Below are the records. Count the lines containing the string "Total", and reply with the number alone.

* * * * * * * * *

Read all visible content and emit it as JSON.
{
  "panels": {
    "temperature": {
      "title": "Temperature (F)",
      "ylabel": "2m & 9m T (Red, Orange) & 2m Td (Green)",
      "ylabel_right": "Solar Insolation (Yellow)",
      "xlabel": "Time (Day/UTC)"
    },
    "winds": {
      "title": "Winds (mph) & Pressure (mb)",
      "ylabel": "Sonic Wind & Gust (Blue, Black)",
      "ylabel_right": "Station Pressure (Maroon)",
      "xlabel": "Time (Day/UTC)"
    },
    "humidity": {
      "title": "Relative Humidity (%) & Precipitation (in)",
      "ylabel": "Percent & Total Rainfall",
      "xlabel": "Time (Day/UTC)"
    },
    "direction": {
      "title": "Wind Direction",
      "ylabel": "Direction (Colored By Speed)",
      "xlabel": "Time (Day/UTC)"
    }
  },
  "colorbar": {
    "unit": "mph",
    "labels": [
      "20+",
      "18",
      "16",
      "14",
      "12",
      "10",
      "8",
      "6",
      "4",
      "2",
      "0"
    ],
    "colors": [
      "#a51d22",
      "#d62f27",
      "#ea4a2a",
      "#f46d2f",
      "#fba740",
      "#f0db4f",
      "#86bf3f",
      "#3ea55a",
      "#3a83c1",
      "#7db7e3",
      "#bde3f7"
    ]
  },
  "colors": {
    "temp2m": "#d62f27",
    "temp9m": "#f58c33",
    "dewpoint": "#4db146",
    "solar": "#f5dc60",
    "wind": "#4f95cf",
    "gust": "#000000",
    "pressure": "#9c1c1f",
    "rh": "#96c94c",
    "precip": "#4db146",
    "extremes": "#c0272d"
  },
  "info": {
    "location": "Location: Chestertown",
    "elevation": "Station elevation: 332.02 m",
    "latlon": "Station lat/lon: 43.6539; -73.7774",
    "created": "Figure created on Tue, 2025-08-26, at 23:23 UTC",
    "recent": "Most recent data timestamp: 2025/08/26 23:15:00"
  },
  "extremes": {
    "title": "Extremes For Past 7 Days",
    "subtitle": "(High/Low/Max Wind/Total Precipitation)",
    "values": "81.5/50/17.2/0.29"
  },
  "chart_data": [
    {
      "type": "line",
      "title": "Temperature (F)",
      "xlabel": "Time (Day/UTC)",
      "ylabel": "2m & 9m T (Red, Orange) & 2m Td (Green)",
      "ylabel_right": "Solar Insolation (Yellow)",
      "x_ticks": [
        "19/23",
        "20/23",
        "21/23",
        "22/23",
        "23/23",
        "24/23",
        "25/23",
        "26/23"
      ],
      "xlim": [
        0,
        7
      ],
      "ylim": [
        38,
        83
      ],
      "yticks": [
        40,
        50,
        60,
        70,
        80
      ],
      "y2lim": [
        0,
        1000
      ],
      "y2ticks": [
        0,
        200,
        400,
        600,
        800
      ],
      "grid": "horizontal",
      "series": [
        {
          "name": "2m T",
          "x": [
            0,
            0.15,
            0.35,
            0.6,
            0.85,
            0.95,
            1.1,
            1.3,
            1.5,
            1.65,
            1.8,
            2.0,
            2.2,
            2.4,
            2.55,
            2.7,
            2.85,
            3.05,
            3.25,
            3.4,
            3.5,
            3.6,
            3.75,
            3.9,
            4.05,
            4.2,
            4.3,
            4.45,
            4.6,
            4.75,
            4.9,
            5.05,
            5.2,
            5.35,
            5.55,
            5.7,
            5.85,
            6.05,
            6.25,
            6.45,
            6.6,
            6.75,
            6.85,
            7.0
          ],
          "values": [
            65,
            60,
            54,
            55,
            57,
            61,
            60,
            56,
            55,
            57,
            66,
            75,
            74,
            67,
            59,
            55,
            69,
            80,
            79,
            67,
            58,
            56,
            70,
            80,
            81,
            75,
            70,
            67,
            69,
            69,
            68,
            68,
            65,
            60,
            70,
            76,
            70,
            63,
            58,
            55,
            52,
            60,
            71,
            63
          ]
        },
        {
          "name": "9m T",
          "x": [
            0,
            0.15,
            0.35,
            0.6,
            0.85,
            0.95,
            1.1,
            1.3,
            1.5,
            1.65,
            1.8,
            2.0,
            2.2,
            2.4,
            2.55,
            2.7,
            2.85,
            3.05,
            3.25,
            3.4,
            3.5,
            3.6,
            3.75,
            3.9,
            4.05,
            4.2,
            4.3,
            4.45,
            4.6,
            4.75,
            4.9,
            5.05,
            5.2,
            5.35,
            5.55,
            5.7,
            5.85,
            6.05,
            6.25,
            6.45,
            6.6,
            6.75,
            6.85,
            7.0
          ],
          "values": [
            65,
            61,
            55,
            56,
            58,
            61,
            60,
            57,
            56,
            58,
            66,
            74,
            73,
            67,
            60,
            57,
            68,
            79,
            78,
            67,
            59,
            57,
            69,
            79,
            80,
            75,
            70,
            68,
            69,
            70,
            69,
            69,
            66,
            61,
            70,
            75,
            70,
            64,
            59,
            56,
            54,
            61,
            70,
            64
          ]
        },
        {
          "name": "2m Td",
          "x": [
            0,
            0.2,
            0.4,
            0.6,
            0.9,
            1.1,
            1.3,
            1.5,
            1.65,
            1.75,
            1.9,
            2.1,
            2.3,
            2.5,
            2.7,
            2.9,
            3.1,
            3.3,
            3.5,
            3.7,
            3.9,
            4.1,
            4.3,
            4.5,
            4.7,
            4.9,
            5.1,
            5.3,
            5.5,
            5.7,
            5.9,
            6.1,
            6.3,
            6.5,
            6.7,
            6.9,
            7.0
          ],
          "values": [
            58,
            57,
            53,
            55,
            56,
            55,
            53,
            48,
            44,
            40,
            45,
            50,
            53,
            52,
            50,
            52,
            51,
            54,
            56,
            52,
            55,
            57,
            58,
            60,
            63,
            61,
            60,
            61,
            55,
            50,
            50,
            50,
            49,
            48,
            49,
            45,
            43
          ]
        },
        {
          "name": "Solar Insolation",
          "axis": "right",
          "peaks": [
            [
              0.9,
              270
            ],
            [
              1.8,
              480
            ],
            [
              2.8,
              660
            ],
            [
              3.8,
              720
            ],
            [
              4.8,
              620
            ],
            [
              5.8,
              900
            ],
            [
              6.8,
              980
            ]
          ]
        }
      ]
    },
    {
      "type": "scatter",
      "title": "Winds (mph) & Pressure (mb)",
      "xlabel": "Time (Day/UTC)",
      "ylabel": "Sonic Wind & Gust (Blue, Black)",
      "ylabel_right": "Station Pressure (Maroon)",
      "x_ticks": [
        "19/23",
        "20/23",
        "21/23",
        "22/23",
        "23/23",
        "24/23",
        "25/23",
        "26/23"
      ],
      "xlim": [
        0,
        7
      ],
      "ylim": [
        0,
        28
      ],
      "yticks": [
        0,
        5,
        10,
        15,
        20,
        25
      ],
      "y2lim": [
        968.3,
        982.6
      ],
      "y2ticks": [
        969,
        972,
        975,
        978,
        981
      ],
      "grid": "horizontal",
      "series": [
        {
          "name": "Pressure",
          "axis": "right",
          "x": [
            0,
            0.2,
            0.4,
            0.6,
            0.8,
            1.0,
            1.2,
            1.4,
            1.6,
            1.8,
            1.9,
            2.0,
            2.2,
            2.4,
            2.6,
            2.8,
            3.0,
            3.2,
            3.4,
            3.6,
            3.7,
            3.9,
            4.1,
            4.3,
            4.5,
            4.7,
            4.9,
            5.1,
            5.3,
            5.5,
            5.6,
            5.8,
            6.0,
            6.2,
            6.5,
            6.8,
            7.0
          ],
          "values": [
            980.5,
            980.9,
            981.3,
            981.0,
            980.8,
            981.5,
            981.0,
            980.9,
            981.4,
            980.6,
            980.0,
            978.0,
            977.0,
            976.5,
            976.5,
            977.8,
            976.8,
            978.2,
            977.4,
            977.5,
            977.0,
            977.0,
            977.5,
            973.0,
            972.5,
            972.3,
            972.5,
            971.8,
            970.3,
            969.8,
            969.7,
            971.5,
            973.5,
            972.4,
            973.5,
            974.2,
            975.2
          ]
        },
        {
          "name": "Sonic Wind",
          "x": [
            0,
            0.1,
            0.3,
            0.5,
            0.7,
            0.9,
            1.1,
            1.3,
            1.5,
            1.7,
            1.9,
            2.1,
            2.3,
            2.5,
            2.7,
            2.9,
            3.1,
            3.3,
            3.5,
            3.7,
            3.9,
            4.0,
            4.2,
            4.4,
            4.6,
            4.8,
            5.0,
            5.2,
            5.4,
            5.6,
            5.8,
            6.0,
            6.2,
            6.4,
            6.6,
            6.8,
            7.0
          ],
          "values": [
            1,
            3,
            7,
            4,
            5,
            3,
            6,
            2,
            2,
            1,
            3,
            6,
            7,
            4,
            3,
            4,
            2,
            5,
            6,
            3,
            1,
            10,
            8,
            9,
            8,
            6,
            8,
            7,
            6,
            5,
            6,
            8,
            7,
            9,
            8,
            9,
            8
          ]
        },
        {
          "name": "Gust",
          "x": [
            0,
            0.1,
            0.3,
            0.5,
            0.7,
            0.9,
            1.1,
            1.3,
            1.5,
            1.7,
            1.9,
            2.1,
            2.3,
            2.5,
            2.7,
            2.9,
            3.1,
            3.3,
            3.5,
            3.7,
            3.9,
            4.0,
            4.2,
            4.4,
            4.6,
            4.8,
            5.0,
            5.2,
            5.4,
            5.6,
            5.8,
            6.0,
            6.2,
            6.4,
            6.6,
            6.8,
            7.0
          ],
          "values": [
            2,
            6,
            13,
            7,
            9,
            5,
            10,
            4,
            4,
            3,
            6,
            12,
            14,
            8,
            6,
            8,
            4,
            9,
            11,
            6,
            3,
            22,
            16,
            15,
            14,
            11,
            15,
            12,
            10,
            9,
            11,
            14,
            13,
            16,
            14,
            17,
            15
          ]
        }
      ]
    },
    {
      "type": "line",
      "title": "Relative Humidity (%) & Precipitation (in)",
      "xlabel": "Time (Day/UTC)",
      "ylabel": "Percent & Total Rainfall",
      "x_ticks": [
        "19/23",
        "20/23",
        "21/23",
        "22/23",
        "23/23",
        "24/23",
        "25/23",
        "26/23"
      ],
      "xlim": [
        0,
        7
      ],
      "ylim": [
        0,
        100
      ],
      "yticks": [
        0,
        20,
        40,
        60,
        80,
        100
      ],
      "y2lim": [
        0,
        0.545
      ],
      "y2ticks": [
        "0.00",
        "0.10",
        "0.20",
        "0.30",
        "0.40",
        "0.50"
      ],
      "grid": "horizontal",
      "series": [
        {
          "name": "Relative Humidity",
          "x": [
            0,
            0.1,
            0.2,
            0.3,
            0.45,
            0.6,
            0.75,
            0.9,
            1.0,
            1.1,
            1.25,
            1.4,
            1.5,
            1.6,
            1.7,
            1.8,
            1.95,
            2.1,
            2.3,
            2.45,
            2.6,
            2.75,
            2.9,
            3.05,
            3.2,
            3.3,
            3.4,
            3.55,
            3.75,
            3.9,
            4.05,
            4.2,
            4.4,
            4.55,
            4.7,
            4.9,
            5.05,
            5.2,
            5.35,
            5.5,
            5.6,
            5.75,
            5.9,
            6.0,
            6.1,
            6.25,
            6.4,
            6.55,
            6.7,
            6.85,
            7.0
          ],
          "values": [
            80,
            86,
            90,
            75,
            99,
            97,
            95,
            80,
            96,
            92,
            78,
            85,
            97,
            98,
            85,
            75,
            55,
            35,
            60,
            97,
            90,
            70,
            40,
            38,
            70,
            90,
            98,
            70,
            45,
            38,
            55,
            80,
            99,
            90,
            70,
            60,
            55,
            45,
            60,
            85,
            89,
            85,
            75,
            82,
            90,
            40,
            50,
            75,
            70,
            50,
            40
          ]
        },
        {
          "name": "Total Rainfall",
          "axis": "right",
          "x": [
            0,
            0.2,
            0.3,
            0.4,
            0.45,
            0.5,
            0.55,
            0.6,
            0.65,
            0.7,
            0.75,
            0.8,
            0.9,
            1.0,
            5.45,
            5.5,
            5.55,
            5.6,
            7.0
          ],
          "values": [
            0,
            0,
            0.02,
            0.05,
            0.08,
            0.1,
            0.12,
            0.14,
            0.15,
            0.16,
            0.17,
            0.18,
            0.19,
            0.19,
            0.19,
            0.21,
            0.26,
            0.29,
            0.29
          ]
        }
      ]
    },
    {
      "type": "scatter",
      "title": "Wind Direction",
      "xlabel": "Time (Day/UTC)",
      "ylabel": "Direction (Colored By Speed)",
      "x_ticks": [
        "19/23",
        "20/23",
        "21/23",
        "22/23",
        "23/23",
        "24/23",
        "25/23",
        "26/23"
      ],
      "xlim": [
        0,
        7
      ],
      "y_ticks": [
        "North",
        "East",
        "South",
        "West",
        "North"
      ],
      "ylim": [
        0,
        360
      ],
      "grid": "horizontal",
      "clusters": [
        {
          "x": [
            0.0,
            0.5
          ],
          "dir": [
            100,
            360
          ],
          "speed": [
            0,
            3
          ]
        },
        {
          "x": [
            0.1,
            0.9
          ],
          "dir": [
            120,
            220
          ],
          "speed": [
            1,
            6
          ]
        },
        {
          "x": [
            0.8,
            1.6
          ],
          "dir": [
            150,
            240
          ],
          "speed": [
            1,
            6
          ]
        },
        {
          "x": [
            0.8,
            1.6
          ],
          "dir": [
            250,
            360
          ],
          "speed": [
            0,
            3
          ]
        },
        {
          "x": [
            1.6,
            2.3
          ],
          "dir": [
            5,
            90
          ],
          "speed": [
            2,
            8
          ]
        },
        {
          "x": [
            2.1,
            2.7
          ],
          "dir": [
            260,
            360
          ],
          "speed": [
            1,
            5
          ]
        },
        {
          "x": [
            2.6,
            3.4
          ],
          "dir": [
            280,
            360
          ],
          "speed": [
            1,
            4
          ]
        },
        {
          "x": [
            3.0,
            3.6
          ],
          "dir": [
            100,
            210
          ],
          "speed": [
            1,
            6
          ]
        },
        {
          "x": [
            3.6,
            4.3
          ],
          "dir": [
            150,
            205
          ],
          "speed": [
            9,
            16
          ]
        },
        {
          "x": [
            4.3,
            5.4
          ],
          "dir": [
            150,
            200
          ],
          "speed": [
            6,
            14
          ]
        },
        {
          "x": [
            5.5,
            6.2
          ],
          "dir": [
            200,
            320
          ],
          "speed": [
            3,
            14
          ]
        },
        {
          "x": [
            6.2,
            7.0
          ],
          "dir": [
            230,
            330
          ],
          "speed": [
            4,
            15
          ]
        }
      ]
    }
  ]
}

* * * * * * * * *

> WORKED ANSWER: 4